:: Aim of the exercise ::
Would you pull out every line of the material that contains the string "ACmip"?

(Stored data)
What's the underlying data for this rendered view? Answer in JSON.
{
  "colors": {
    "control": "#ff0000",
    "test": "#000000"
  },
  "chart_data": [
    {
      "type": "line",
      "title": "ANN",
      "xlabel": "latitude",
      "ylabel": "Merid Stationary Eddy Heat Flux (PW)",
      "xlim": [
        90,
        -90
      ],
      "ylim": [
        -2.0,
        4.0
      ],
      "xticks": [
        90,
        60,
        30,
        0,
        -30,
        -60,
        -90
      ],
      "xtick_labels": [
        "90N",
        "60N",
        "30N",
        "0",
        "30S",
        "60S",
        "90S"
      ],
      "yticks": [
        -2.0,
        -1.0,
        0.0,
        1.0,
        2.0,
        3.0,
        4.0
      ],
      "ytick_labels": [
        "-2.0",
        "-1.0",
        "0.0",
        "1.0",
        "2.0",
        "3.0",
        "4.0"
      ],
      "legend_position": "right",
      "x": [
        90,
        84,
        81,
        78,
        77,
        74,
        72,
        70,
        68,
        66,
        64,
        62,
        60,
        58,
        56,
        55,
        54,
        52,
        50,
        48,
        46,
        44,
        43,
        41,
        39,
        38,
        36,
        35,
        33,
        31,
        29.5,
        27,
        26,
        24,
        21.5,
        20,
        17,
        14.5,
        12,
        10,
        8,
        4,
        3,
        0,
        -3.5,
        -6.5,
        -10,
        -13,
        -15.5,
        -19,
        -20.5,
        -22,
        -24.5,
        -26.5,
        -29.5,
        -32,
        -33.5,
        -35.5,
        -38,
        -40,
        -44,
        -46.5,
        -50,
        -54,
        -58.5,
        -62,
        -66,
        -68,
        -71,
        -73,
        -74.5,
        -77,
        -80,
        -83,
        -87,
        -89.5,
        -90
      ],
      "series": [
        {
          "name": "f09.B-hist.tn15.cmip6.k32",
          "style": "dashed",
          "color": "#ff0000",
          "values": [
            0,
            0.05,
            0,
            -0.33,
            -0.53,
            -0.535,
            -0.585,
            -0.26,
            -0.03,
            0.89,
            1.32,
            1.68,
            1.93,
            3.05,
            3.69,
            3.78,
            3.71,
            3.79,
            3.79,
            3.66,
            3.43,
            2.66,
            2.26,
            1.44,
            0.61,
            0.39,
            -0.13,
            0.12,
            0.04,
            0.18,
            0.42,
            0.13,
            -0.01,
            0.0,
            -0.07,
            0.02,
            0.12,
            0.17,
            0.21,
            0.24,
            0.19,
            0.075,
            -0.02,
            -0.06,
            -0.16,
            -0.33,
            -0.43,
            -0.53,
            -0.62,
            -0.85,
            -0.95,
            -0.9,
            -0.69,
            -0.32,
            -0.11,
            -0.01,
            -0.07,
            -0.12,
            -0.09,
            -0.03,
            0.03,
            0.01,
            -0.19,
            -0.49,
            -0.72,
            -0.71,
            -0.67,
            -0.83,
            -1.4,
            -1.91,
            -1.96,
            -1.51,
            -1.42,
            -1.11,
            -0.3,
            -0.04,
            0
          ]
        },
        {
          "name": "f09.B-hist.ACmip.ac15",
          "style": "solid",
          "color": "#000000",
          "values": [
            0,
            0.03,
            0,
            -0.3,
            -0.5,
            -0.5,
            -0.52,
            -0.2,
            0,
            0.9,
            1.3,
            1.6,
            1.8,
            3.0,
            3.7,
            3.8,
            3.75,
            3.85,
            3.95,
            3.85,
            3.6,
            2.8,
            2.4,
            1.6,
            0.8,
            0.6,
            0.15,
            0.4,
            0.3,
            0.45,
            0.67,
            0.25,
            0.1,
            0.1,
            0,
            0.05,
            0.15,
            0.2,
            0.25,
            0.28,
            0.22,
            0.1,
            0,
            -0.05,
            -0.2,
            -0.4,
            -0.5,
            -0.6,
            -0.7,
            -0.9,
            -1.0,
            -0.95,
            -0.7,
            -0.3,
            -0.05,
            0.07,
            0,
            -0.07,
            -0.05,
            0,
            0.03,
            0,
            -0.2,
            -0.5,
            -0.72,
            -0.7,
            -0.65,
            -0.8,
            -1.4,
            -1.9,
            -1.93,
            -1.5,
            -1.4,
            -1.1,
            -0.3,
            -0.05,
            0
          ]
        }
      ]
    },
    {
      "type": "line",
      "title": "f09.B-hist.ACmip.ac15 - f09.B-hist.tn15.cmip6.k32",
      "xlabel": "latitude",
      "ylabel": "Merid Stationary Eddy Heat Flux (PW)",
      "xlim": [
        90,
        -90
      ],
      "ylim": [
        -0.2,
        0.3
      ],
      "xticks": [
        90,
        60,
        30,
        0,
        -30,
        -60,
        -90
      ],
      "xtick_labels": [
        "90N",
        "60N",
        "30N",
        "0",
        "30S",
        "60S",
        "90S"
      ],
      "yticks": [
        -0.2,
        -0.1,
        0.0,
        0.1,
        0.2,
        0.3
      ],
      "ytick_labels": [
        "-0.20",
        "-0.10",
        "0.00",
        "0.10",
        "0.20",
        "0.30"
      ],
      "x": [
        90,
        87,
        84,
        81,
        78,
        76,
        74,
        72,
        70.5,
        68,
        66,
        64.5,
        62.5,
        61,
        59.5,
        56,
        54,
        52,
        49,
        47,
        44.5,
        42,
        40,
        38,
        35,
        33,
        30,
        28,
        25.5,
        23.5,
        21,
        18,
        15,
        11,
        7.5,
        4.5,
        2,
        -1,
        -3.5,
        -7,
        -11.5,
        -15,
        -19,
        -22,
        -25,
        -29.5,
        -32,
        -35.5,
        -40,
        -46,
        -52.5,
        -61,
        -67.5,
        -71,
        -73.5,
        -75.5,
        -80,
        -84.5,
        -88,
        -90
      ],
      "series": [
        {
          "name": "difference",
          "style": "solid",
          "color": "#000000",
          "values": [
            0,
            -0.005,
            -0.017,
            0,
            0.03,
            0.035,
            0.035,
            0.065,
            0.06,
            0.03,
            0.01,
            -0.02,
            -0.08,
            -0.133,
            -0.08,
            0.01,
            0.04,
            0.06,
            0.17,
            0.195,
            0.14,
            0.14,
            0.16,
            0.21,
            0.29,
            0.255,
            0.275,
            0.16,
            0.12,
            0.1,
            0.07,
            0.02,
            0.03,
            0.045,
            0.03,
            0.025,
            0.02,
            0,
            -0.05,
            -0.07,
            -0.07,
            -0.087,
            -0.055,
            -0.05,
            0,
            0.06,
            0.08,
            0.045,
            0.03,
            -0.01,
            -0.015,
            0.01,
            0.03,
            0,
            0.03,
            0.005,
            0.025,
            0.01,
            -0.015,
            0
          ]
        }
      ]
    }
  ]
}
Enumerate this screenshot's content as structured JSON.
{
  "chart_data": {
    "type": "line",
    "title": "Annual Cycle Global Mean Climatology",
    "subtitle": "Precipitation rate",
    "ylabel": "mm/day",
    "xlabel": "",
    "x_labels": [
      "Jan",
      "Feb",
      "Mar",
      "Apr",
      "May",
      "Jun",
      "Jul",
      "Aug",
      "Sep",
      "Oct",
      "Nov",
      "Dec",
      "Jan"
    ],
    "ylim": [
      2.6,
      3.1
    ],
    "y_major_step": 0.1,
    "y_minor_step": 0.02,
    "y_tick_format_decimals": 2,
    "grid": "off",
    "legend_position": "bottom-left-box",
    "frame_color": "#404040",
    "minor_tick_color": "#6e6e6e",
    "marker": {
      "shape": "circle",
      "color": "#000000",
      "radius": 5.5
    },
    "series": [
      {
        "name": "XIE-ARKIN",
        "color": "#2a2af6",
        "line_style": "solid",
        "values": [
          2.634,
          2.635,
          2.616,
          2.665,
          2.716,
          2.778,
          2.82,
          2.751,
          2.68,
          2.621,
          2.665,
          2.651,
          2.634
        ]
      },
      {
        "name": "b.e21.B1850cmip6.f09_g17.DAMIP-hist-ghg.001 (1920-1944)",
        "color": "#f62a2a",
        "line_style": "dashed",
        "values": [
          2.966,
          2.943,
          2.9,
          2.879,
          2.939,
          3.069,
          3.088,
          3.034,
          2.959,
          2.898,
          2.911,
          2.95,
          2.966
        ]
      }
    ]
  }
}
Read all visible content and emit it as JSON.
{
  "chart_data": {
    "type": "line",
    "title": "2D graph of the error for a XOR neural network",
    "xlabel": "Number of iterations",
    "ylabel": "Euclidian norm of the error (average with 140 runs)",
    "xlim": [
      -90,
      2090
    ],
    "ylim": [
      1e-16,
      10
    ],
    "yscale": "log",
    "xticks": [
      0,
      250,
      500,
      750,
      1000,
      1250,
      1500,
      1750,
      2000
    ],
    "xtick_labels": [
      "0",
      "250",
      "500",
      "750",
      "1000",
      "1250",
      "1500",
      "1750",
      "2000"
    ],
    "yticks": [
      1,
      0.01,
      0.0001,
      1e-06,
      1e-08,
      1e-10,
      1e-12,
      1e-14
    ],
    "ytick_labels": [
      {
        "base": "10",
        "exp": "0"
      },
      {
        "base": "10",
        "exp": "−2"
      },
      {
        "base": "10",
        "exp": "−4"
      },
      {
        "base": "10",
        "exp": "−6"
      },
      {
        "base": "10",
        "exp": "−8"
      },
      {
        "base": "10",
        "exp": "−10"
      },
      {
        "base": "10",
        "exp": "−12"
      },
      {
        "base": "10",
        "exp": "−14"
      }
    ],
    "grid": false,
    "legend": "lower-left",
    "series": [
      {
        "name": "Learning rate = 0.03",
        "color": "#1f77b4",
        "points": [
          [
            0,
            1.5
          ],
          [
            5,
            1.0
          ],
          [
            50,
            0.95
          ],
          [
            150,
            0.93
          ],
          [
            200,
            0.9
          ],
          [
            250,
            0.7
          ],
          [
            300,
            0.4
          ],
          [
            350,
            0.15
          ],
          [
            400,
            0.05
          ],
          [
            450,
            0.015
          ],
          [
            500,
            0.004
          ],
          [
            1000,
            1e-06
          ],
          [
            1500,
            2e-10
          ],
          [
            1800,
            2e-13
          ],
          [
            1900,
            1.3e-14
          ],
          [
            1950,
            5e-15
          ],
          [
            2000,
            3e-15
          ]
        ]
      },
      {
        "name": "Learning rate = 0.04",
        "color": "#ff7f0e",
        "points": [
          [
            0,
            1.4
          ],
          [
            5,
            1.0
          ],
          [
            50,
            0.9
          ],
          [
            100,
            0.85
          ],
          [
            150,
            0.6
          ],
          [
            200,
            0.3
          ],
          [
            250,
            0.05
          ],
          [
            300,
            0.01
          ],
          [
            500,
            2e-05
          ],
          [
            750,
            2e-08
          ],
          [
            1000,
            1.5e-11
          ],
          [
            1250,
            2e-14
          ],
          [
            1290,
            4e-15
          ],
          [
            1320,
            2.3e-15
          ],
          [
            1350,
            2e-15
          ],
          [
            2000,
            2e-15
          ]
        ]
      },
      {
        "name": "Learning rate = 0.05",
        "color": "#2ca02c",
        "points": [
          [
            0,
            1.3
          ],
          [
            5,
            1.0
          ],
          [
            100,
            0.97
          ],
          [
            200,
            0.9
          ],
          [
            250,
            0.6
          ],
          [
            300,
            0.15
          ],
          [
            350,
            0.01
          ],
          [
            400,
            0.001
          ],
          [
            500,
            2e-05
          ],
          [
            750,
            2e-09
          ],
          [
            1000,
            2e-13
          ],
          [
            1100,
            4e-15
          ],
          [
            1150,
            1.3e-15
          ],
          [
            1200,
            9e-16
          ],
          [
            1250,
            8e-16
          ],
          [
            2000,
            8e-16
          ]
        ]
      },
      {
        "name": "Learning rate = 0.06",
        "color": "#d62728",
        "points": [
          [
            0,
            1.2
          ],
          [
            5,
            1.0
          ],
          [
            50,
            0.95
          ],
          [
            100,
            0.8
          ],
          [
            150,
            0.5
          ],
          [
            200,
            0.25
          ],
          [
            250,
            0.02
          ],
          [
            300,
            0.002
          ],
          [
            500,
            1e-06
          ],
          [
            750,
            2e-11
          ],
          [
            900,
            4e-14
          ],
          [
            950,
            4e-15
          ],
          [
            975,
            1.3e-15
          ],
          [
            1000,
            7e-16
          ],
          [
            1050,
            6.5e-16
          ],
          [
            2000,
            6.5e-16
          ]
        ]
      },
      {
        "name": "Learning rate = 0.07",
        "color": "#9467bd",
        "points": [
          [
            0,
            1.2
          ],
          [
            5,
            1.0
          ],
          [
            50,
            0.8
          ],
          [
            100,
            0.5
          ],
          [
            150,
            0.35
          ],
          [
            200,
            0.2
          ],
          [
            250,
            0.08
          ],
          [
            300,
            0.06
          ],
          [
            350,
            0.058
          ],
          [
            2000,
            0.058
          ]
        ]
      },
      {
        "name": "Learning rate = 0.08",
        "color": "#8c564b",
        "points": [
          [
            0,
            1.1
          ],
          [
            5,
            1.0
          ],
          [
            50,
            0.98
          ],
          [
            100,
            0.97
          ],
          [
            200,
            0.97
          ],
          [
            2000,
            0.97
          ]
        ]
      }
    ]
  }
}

:: Output for this exercise ::
          "name": "f09.B-hist.ACmip.ac15",
      "title": "f09.B-hist.ACmip.ac15 - f09.B-hist.tn15.cmip6.k32",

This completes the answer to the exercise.